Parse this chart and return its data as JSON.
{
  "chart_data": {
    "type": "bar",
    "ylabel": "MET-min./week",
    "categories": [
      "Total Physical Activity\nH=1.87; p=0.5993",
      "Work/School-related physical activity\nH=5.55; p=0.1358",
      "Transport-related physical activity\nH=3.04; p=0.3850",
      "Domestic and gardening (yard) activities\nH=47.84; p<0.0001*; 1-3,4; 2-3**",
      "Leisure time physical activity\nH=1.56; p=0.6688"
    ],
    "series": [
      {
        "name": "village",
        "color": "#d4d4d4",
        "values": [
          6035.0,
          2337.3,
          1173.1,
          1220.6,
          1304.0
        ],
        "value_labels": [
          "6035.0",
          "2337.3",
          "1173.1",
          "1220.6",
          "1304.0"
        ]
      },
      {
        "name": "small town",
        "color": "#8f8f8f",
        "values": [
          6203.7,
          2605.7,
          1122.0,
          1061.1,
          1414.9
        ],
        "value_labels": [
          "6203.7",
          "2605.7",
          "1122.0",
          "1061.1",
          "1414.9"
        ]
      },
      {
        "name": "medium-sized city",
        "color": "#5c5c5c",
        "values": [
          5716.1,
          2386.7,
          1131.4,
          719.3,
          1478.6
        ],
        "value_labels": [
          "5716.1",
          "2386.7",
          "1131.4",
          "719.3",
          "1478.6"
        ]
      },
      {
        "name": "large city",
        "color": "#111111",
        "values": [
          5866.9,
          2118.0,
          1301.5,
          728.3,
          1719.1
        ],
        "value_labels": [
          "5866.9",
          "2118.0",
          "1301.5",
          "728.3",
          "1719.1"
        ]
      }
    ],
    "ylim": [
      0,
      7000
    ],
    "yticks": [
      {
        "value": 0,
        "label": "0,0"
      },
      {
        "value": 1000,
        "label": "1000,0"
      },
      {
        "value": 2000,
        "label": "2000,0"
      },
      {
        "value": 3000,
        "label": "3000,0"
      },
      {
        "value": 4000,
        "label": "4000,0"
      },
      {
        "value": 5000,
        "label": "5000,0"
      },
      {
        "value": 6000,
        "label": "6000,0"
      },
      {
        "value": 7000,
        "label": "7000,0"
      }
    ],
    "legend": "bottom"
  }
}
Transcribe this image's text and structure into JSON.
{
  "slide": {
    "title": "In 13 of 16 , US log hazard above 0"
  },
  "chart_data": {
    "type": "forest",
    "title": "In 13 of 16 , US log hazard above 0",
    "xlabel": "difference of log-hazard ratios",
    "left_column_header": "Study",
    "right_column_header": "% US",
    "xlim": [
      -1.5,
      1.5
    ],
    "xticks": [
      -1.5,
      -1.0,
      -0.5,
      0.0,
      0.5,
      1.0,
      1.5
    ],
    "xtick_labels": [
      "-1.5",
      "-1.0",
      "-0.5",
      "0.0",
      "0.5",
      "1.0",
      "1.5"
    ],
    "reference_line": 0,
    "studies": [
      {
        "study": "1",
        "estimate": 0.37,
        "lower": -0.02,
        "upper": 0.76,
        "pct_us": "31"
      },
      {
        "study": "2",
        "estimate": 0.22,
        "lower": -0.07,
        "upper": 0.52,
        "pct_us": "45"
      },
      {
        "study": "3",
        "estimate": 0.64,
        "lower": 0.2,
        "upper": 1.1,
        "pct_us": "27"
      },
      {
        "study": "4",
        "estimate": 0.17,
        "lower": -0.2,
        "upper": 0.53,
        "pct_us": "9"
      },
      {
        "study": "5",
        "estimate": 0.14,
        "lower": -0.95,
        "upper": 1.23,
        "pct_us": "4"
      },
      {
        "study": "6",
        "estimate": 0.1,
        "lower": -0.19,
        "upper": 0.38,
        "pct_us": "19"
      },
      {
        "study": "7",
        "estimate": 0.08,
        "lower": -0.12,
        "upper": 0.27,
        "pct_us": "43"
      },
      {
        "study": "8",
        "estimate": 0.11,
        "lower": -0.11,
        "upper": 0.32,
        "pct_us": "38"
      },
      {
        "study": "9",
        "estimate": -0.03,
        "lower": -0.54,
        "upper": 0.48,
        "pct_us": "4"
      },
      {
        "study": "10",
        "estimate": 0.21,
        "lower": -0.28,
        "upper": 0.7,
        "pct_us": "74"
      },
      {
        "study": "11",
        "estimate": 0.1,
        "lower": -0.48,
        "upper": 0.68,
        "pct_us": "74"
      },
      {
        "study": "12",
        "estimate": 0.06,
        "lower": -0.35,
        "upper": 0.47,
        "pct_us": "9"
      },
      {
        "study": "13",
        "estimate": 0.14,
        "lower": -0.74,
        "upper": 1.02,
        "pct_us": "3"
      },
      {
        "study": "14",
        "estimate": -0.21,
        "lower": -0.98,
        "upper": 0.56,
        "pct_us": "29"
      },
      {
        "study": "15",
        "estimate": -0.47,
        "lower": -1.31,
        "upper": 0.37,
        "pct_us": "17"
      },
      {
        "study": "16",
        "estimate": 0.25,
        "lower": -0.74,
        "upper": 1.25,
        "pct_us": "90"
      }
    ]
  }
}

□ □ □ □ □ □ □

Copy the records above exactly as they appear.

Parse this chart and return its data as JSON.
{
  "chart_data": {
    "type": "bar",
    "ylabel": "MET-min./week",
    "categories": [
      "Total Physical Activity\nH=1.87; p=0.5993",
      "Work/School-related physical activity\nH=5.55; p=0.1358",
      "Transport-related physical activity\nH=3.04; p=0.3850",
      "Domestic and gardening (yard) activities\nH=47.84; p<0.0001*; 1-3,4; 2-3**",
      "Leisure time physical activity\nH=1.56; p=0.6688"
    ],
    "series": [
      {
        "name": "village",
        "color": "#d4d4d4",
        "values": [
          6035.0,
          2337.3,
          1173.1,
          1220.6,
          1304.0
        ],
        "value_labels": [
          "6035.0",
          "2337.3",
          "1173.1",
          "1220.6",
          "1304.0"
        ]
      },
      {
        "name": "small town",
        "color": "#8f8f8f",
        "values": [
          6203.7,
          2605.7,
          1122.0,
          1061.1,
          1414.9
        ],
        "value_labels": [
          "6203.7",
          "2605.7",
          "1122.0",
          "1061.1",
          "1414.9"
        ]
      },
      {
        "name": "medium-sized city",
        "color": "#5c5c5c",
        "values": [
          5716.1,
          2386.7,
          1131.4,
          719.3,
          1478.6
        ],
        "value_labels": [
          "5716.1",
          "2386.7",
          "1131.4",
          "719.3",
          "1478.6"
        ]
      },
      {
        "name": "large city",
        "color": "#111111",
        "values": [
          5866.9,
          2118.0,
          1301.5,
          728.3,
          1719.1
        ],
        "value_labels": [
          "5866.9",
          "2118.0",
          "1301.5",
          "728.3",
          "1719.1"
        ]
      }
    ],
    "ylim": [
      0,
      7000
    ],
    "yticks": [
      {
        "value": 0,
        "label": "0,0"
      },
      {
        "value": 1000,
        "label": "1000,0"
      },
      {
        "value": 2000,
        "label": "2000,0"
      },
      {
        "value": 3000,
        "label": "3000,0"
      },
      {
        "value": 4000,
        "label": "4000,0"
      },
      {
        "value": 5000,
        "label": "5000,0"
      },
      {
        "value": 6000,
        "label": "6000,0"
      },
      {
        "value": 7000,
        "label": "7000,0"
      }
    ],
    "legend": "bottom"
  }
}
Transcribe this image's text and structure into JSON.
{
  "slide": {
    "title": "In 13 of 16 , US log hazard above 0"
  },
  "chart_data": {
    "type": "forest",
    "title": "In 13 of 16 , US log hazard above 0",
    "xlabel": "difference of log-hazard ratios",
    "left_column_header": "Study",
    "right_column_header": "% US",
    "xlim": [
      -1.5,
      1.5
    ],
    "xticks": [
      -1.5,
      -1.0,
      -0.5,
      0.0,
      0.5,
      1.0,
      1.5
    ],
    "xtick_labels": [
      "-1.5",
      "-1.0",
      "-0.5",
      "0.0",
      "0.5",
      "1.0",
      "1.5"
    ],
    "reference_line": 0,
    "studies": [
      {
        "study": "1",
        "estimate": 0.37,
        "lower": -0.02,
        "upper": 0.76,
        "pct_us": "31"
      },
      {
        "study": "2",
        "estimate": 0.22,
        "lower": -0.07,
        "upper": 0.52,
        "pct_us": "45"
      },
      {
        "study": "3",
        "estimate": 0.64,
        "lower": 0.2,
        "upper": 1.1,
        "pct_us": "27"
      },
      {
        "study": "4",
        "estimate": 0.17,
        "lower": -0.2,
        "upper": 0.53,
        "pct_us": "9"
      },
      {
        "study": "5",
        "estimate": 0.14,
        "lower": -0.95,
        "upper": 1.23,
        "pct_us": "4"
      },
      {
        "study": "6",
        "estimate": 0.1,
        "lower": -0.19,
        "upper": 0.38,
        "pct_us": "19"
      },
      {
        "study": "7",
        "estimate": 0.08,
        "lower": -0.12,
        "upper": 0.27,
        "pct_us": "43"
      },
      {
        "study": "8",
        "estimate": 0.11,
        "lower": -0.11,
        "upper": 0.32,
        "pct_us": "38"
      },
      {
        "study": "9",
        "estimate": -0.03,
        "lower": -0.54,
        "upper": 0.48,
        "pct_us": "4"
      },
      {
        "study": "10",
        "estimate": 0.21,
        "lower": -0.28,
        "upper": 0.7,
        "pct_us": "74"
      },
      {
        "study": "11",
        "estimate": 0.1,
        "lower": -0.48,
        "upper": 0.68,
        "pct_us": "74"
      },
      {
        "study": "12",
        "estimate": 0.06,
        "lower": -0.35,
        "upper": 0.47,
        "pct_us": "9"
      },
      {
        "study": "13",
        "estimate": 0.14,
        "lower": -0.74,
        "upper": 1.02,
        "pct_us": "3"
      },
      {
        "study": "14",
        "estimate": -0.21,
        "lower": -0.98,
        "upper": 0.56,
        "pct_us": "29"
      },
      {
        "study": "15",
        "estimate": -0.47,
        "lower": -1.31,
        "upper": 0.37,
        "pct_us": "17"
      },
      {
        "study": "16",
        "estimate": 0.25,
        "lower": -0.74,
        "upper": 1.25,
        "pct_us": "90"
      }
    ]
  }
}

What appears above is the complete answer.